## Do this
Copy out every record below with complete accuracy.

++++++++

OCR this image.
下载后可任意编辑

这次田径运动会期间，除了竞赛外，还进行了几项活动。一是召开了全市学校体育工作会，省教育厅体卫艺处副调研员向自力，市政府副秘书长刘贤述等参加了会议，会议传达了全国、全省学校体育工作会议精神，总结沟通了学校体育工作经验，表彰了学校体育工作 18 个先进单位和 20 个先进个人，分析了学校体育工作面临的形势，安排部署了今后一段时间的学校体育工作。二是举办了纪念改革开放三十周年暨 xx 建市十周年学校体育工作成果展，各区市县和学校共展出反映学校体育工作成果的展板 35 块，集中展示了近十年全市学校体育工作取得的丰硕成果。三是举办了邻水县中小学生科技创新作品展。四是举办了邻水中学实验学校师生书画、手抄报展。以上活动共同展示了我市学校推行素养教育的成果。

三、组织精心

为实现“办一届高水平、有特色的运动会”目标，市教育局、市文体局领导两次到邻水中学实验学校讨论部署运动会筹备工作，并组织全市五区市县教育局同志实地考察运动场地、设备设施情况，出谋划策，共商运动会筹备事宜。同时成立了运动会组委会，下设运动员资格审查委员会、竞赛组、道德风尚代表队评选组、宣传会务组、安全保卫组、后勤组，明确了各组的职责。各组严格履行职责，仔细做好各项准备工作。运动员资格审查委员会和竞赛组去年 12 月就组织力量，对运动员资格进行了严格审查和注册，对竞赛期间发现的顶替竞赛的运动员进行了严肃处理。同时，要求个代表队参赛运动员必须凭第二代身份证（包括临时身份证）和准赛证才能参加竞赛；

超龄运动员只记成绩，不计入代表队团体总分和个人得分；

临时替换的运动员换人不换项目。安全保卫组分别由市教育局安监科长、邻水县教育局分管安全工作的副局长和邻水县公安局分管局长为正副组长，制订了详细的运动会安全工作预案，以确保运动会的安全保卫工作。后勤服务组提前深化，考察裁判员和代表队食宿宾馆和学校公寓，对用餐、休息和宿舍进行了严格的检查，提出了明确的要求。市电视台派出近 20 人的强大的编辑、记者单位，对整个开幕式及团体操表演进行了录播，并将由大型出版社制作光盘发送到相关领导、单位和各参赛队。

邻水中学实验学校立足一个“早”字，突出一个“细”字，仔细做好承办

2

++++++++

## Written solution
OCR this image.
下载后可任意编辑

这次田径运动会期间，除了竞赛外，还进行了几项活动。一是召开了全市学校体育工作会，省教育厅体卫艺处副调研员向自力，市政府副秘书长刘贤述等参加了会议，会议传达了全国、全省学校体育工作会议精神，总结沟通了学校体育工作经验，表彰了学校体育工作 18 个先进单位和 20 个先进个人，分析了学校体育工作面临的形势，安排部署了今后一段时间的学校体育工作。二是举办了纪念改革开放三十周年暨 xx 建市十周年学校体育工作成果展，各区市县和学校共展出反映学校体育工作成果的展板 35 块，集中展示了近十年全市学校体育工作取得的丰硕成果。三是举办了邻水县中小学生科技创新作品展。四是举办了邻水中学实验学校师生书画、手抄报展。以上活动共同展示了我市学校推行素养教育的成果。

三、组织精心

为实现“办一届高水平、有特色的运动会”目标，市教育局、市文体局领导两次到邻水中学实验学校讨论部署运动会筹备工作，并组织全市五区市县教育局同志实地考察运动场地、设备设施情况，出谋划策，共商运动会筹备事宜。同时成立了运动会组委会，下设运动员资格审查委员会、竞赛组、道德风尚代表队评选组、宣传会务组、安全保卫组、后勤组，明确了各组的职责。各组严格履行职责，仔细做好各项准备工作。运动员资格审查委员会和竞赛组去年 12 月就组织力量，对运动员资格进行了严格审查和注册，对竞赛期间发现的顶替竞赛的运动员进行了严肃处理。同时，要求个代表队参赛运动员必须凭第二代身份证（包括临时身份证）和准赛证才能参加竞赛；

超龄运动员只记成绩，不计入代表队团体总分和个人得分；

临时替换的运动员换人不换项目。安全保卫组分别由市教育局安监科长、邻水县教育局分管安全工作的副局长和邻水县公安局分管局长为正副组长，制订了详细的运动会安全工作预案，以确保运动会的安全保卫工作。后勤服务组提前深化，考察裁判员和代表队食宿宾馆和学校公寓，对用餐、休息和宿舍进行了严格的检查，提出了明确的要求。市电视台派出近 20 人的强大的编辑、记者单位，对整个开幕式及团体操表演进行了录播，并将由大型出版社制作光盘发送到相关领导、单位和各参赛队。

邻水中学实验学校立足一个“早”字，突出一个“细”字，仔细做好承办

2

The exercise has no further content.